Answer with nothing except the number of lines that contain the word "interventions".
--- Start of Supplied information ---
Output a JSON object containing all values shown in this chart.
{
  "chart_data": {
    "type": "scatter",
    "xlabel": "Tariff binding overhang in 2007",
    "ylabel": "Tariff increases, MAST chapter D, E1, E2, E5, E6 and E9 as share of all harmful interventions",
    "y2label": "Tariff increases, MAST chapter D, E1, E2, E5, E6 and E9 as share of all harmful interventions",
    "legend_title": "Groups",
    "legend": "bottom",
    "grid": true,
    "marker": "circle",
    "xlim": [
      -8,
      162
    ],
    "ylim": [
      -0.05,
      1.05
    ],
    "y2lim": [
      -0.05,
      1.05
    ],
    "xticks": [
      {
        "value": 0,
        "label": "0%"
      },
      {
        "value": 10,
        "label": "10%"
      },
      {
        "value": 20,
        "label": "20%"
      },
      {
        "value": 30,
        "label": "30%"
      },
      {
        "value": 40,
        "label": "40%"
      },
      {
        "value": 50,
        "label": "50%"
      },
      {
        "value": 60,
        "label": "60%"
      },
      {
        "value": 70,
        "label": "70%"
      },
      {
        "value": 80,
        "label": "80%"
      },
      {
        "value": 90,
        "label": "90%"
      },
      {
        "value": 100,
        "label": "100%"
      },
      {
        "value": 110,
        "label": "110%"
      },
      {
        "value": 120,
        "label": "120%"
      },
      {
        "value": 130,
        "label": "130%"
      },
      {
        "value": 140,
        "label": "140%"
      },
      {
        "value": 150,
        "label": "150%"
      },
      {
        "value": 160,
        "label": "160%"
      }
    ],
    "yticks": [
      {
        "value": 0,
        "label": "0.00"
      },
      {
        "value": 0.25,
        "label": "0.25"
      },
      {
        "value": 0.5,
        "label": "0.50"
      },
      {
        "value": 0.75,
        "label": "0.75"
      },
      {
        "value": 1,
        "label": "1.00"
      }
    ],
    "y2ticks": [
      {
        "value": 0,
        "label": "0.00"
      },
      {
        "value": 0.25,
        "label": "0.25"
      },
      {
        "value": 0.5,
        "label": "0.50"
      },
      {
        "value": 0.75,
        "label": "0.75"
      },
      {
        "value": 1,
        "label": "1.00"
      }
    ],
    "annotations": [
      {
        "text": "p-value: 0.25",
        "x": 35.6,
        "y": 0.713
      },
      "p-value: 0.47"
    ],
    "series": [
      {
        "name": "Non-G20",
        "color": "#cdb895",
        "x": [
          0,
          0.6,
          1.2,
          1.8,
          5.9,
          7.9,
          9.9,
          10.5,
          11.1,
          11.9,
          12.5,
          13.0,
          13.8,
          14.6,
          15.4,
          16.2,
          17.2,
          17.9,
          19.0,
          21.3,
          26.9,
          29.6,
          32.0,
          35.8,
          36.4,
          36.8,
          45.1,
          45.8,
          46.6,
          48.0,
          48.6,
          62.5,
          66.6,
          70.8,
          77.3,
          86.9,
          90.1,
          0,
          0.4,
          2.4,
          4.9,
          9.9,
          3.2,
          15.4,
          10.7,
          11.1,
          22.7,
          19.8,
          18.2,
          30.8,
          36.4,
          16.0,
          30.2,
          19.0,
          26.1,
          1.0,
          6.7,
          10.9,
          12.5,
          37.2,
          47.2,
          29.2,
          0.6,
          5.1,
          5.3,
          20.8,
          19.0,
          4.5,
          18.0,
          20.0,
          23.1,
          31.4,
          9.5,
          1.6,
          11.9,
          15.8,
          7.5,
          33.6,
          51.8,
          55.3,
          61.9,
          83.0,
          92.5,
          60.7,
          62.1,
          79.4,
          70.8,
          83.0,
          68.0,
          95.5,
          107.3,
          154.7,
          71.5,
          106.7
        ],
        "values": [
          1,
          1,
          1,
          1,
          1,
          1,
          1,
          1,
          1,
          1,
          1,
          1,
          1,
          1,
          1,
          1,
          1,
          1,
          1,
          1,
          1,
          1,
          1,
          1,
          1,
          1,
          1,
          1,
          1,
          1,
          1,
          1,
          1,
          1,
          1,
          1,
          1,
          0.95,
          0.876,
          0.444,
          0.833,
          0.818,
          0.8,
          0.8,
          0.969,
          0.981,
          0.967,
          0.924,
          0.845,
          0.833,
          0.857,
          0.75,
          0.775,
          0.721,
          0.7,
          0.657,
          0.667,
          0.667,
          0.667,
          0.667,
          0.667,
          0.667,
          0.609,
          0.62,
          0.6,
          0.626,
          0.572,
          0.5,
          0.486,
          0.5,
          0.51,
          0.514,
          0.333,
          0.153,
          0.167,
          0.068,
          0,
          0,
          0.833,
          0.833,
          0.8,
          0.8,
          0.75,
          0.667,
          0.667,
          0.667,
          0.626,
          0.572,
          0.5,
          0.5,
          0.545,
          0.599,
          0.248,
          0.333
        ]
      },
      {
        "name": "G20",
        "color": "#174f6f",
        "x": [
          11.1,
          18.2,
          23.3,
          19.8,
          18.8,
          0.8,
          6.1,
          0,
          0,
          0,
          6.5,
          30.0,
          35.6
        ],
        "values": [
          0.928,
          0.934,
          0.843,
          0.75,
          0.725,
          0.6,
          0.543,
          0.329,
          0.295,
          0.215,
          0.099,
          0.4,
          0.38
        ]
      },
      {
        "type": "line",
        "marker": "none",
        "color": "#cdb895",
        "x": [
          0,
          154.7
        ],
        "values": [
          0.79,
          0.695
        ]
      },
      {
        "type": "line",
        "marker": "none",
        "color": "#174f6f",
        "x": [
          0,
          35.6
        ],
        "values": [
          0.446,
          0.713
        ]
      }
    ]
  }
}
--- End of Supplied information ---
*Task result*
2